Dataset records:
================================

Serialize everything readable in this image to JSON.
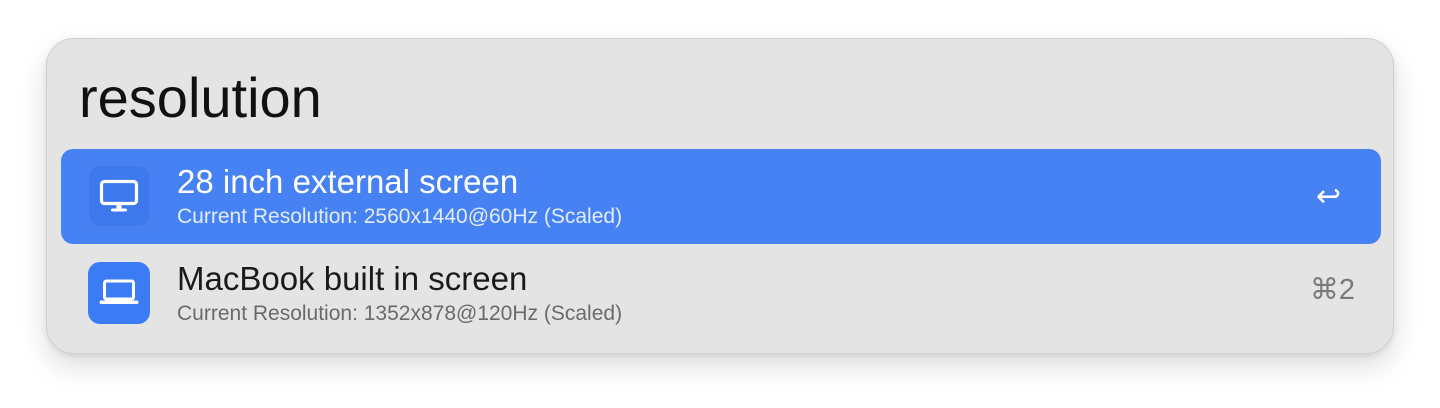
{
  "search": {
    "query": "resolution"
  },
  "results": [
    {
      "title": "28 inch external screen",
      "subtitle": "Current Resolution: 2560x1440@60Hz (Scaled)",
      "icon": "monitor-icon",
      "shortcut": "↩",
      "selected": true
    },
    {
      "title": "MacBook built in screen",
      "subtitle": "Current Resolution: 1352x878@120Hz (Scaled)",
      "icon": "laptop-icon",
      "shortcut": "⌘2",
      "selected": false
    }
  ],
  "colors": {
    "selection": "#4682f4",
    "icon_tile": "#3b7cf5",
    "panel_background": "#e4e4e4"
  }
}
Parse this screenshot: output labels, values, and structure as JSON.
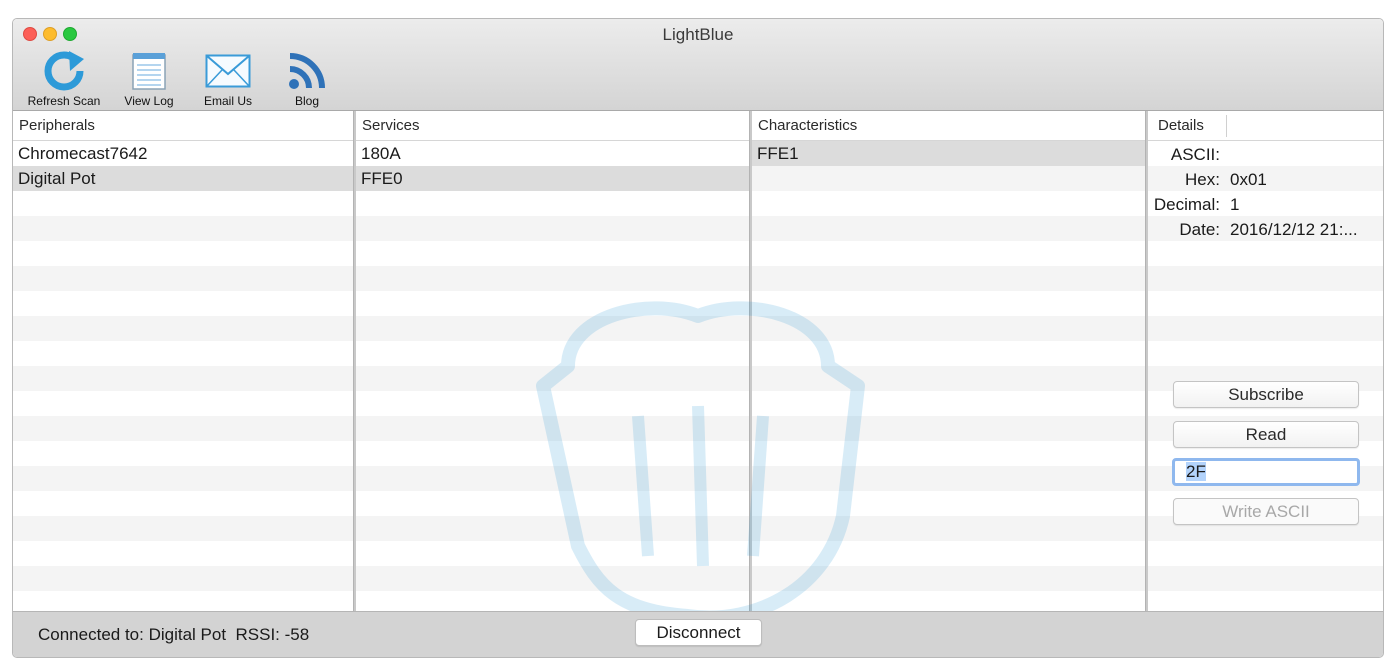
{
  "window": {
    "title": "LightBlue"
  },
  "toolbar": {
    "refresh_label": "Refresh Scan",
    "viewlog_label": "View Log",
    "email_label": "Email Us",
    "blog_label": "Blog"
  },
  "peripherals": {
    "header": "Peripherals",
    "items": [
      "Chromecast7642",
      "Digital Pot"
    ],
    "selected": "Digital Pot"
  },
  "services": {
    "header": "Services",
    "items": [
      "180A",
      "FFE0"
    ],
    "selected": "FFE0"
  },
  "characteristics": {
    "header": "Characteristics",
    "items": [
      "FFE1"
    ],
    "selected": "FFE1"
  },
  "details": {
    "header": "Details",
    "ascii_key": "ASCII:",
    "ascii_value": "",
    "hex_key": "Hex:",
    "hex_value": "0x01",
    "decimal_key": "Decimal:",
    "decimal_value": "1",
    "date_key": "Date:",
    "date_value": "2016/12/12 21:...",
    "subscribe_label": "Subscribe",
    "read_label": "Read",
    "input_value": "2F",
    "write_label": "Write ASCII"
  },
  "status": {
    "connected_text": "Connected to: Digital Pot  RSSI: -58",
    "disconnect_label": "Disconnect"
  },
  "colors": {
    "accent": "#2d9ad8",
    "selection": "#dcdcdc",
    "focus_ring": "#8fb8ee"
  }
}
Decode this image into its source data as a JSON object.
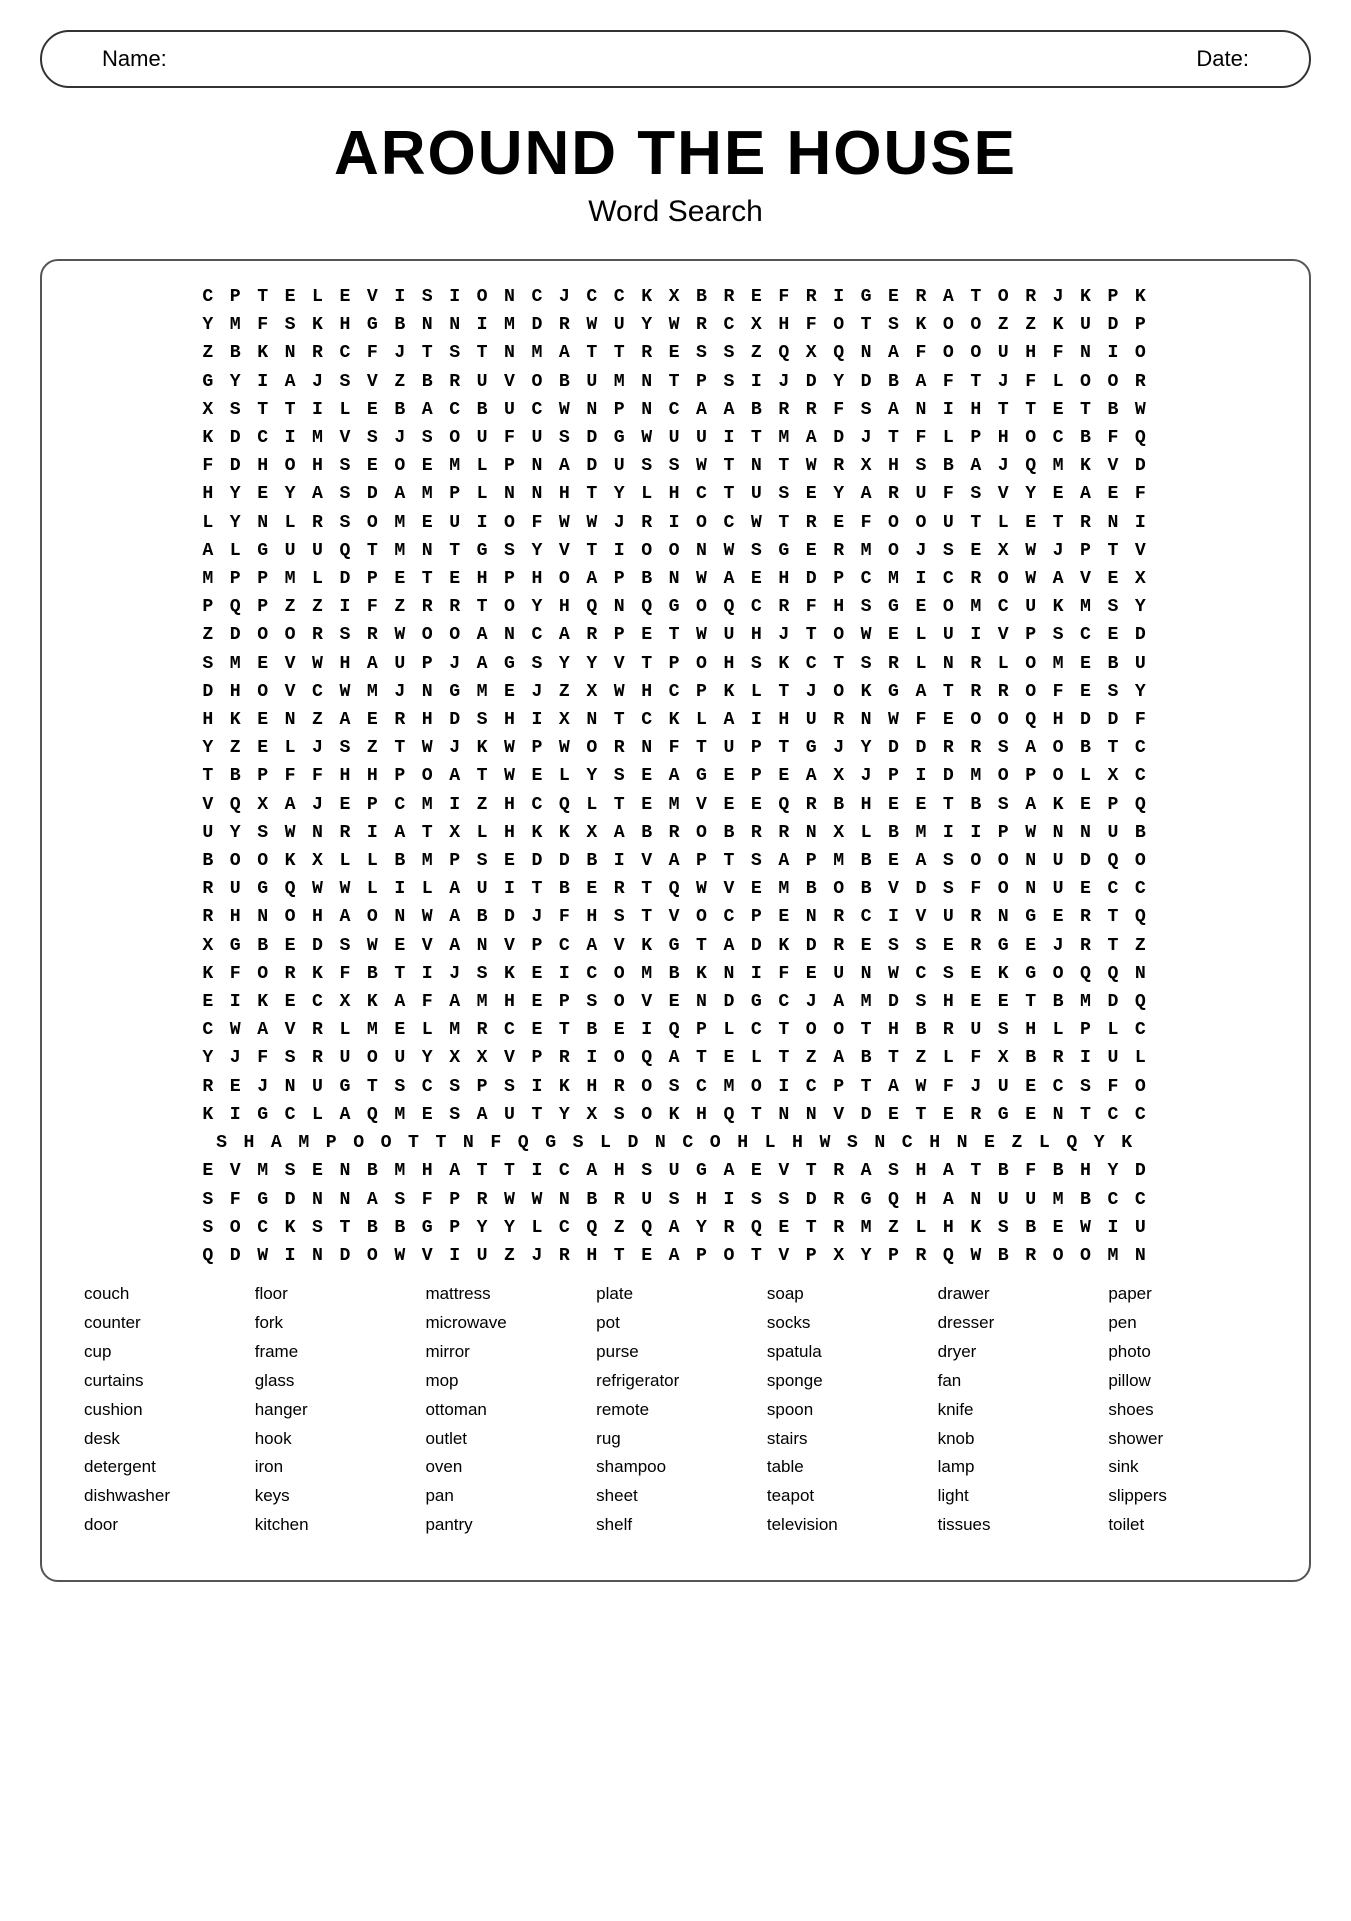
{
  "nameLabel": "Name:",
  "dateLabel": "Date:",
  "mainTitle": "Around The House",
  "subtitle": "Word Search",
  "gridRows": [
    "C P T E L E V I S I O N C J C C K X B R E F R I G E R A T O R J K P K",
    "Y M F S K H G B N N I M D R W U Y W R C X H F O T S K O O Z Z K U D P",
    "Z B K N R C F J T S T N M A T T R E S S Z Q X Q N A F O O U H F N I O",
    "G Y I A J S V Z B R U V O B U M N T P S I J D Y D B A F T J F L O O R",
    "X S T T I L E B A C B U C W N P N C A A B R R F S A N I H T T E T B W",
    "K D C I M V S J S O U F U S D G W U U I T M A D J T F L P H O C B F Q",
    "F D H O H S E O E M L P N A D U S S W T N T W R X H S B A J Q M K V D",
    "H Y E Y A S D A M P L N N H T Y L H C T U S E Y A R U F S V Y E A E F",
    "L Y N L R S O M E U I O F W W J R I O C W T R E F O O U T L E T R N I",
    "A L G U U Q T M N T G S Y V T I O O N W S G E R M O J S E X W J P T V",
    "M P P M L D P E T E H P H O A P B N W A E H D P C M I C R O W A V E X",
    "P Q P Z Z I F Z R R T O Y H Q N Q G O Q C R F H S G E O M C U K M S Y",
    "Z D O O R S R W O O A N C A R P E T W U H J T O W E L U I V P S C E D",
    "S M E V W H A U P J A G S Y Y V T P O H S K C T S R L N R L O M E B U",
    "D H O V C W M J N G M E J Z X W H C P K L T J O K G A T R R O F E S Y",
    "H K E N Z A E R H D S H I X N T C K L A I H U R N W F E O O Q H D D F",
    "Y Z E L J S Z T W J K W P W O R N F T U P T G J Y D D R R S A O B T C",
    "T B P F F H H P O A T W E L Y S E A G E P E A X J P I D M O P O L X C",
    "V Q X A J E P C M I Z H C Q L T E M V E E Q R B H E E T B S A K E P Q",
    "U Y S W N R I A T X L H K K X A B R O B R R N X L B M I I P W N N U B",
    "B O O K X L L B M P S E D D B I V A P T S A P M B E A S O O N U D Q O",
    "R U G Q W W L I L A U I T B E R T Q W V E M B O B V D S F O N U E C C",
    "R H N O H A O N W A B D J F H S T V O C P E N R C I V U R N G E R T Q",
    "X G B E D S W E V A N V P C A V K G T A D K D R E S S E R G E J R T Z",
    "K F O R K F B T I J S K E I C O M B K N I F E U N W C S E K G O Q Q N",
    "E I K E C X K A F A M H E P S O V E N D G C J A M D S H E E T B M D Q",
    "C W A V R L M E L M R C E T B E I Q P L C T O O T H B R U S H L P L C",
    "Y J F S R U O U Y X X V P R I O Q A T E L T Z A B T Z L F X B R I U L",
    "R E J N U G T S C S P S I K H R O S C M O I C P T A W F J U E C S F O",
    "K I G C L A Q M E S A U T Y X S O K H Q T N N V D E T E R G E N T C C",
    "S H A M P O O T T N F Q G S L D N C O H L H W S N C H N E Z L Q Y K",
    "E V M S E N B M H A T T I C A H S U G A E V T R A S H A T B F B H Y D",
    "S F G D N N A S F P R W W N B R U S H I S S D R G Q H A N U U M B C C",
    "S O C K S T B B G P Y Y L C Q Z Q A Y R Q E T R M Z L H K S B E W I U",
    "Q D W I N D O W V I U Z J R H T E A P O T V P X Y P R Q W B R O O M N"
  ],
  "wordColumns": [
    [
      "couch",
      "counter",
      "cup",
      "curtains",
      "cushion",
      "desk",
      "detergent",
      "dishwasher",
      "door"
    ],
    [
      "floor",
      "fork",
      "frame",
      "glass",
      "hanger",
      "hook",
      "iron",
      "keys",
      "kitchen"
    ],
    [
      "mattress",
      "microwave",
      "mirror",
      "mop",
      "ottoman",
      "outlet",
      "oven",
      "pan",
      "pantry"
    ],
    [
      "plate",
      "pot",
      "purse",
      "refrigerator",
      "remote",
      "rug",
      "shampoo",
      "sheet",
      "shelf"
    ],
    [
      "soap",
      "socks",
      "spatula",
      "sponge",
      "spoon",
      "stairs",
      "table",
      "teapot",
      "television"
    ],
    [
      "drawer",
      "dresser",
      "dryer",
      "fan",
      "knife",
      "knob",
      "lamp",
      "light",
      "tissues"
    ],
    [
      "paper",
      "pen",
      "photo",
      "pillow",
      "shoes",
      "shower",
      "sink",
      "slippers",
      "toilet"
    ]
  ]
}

================================

Instruction:
Write out the records above exactly as they stand, leaving out every picture.

Exercise output:
Serialize everything readable in this image to JSON.
{
  "search": {
    "query": "resolution"
  },
  "results": [
    {
      "title": "28 inch external screen",
      "subtitle": "Current Resolution: 2560x1440@60Hz (Scaled)",
      "icon": "monitor-icon",
      "shortcut": "↩",
      "selected": true
    },
    {
      "title": "MacBook built in screen",
      "subtitle": "Current Resolution: 1352x878@120Hz (Scaled)",
      "icon": "laptop-icon",
      "shortcut": "⌘2",
      "selected": false
    }
  ],
  "colors": {
    "selection": "#4682f4",
    "icon_tile": "#3b7cf5",
    "panel_background": "#e4e4e4"
  }
}
Parse this screenshot: output labels, values, and structure as JSON.
{
  "window": {
    "title": "LightBlue"
  },
  "toolbar": {
    "refresh_label": "Refresh Scan",
    "viewlog_label": "View Log",
    "email_label": "Email Us",
    "blog_label": "Blog"
  },
  "peripherals": {
    "header": "Peripherals",
    "items": [
      "Chromecast7642",
      "Digital Pot"
    ],
    "selected": "Digital Pot"
  },
  "services": {
    "header": "Services",
    "items": [
      "180A",
      "FFE0"
    ],
    "selected": "FFE0"
  },
  "characteristics": {
    "header": "Characteristics",
    "items": [
      "FFE1"
    ],
    "selected": "FFE1"
  },
  "details": {
    "header": "Details",
    "ascii_key": "ASCII:",
    "ascii_value": "",
    "hex_key": "Hex:",
    "hex_value": "0x01",
    "decimal_key": "Decimal:",
    "decimal_value": "1",
    "date_key": "Date:",
    "date_value": "2016/12/12 21:...",
    "subscribe_label": "Subscribe",
    "read_label": "Read",
    "input_value": "2F",
    "write_label": "Write ASCII"
  },
  "status": {
    "connected_text": "Connected to: Digital Pot  RSSI: -58",
    "disconnect_label": "Disconnect"
  },
  "colors": {
    "accent": "#2d9ad8",
    "selection": "#dcdcdc",
    "focus_ring": "#8fb8ee"
  }
}
Decode this image into its source data as a JSON object.
{
  "nameLabel": "Name:",
  "dateLabel": "Date:",
  "mainTitle": "Around The House",
  "subtitle": "Word Search",
  "gridRows": [
    "C P T E L E V I S I O N C J C C K X B R E F R I G E R A T O R J K P K",
    "Y M F S K H G B N N I M D R W U Y W R C X H F O T S K O O Z Z K U D P",
    "Z B K N R C F J T S T N M A T T R E S S Z Q X Q N A F O O U H F N I O",
    "G Y I A J S V Z B R U V O B U M N T P S I J D Y D B A F T J F L O O R",
    "X S T T I L E B A C B U C W N P N C A A B R R F S A N I H T T E T B W",
    "K D C I M V S J S O U F U S D G W U U I T M A D J T F L P H O C B F Q",
    "F D H O H S E O E M L P N A D U S S W T N T W R X H S B A J Q M K V D",
    "H Y E Y A S D A M P L N N H T Y L H C T U S E Y A R U F S V Y E A E F",
    "L Y N L R S O M E U I O F W W J R I O C W T R E F O O U T L E T R N I",
    "A L G U U Q T M N T G S Y V T I O O N W S G E R M O J S E X W J P T V",
    "M P P M L D P E T E H P H O A P B N W A E H D P C M I C R O W A V E X",
    "P Q P Z Z I F Z R R T O Y H Q N Q G O Q C R F H S G E O M C U K M S Y",
    "Z D O O R S R W O O A N C A R P E T W U H J T O W E L U I V P S C E D",
    "S M E V W H A U P J A G S Y Y V T P O H S K C T S R L N R L O M E B U",
    "D H O V C W M J N G M E J Z X W H C P K L T J O K G A T R R O F E S Y",
    "H K E N Z A E R H D S H I X N T C K L A I H U R N W F E O O Q H D D F",
    "Y Z E L J S Z T W J K W P W O R N F T U P T G J Y D D R R S A O B T C",
    "T B P F F H H P O A T W E L Y S E A G E P E A X J P I D M O P O L X C",
    "V Q X A J E P C M I Z H C Q L T E M V E E Q R B H E E T B S A K E P Q",
    "U Y S W N R I A T X L H K K X A B R O B R R N X L B M I I P W N N U B",
    "B O O K X L L B M P S E D D B I V A P T S A P M B E A S O O N U D Q O",
    "R U G Q W W L I L A U I T B E R T Q W V E M B O B V D S F O N U E C C",
    "R H N O H A O N W A B D J F H S T V O C P E N R C I V U R N G E R T Q",
    "X G B E D S W E V A N V P C A V K G T A D K D R E S S E R G E J R T Z",
    "K F O R K F B T I J S K E I C O M B K N I F E U N W C S E K G O Q Q N",
    "E I K E C X K A F A M H E P S O V E N D G C J A M D S H E E T B M D Q",
    "C W A V R L M E L M R C E T B E I Q P L C T O O T H B R U S H L P L C",
    "Y J F S R U O U Y X X V P R I O Q A T E L T Z A B T Z L F X B R I U L",
    "R E J N U G T S C S P S I K H R O S C M O I C P T A W F J U E C S F O",
    "K I G C L A Q M E S A U T Y X S O K H Q T N N V D E T E R G E N T C C",
    "S H A M P O O T T N F Q G S L D N C O H L H W S N C H N E Z L Q Y K",
    "E V M S E N B M H A T T I C A H S U G A E V T R A S H A T B F B H Y D",
    "S F G D N N A S F P R W W N B R U S H I S S D R G Q H A N U U M B C C",
    "S O C K S T B B G P Y Y L C Q Z Q A Y R Q E T R M Z L H K S B E W I U",
    "Q D W I N D O W V I U Z J R H T E A P O T V P X Y P R Q W B R O O M N"
  ],
  "wordColumns": [
    [
      "couch",
      "counter",
      "cup",
      "curtains",
      "cushion",
      "desk",
      "detergent",
      "dishwasher",
      "door"
    ],
    [
      "floor",
      "fork",
      "frame",
      "glass",
      "hanger",
      "hook",
      "iron",
      "keys",
      "kitchen"
    ],
    [
      "mattress",
      "microwave",
      "mirror",
      "mop",
      "ottoman",
      "outlet",
      "oven",
      "pan",
      "pantry"
    ],
    [
      "plate",
      "pot",
      "purse",
      "refrigerator",
      "remote",
      "rug",
      "shampoo",
      "sheet",
      "shelf"
    ],
    [
      "soap",
      "socks",
      "spatula",
      "sponge",
      "spoon",
      "stairs",
      "table",
      "teapot",
      "television"
    ],
    [
      "drawer",
      "dresser",
      "dryer",
      "fan",
      "knife",
      "knob",
      "lamp",
      "light",
      "tissues"
    ],
    [
      "paper",
      "pen",
      "photo",
      "pillow",
      "shoes",
      "shower",
      "sink",
      "slippers",
      "toilet"
    ]
  ]
}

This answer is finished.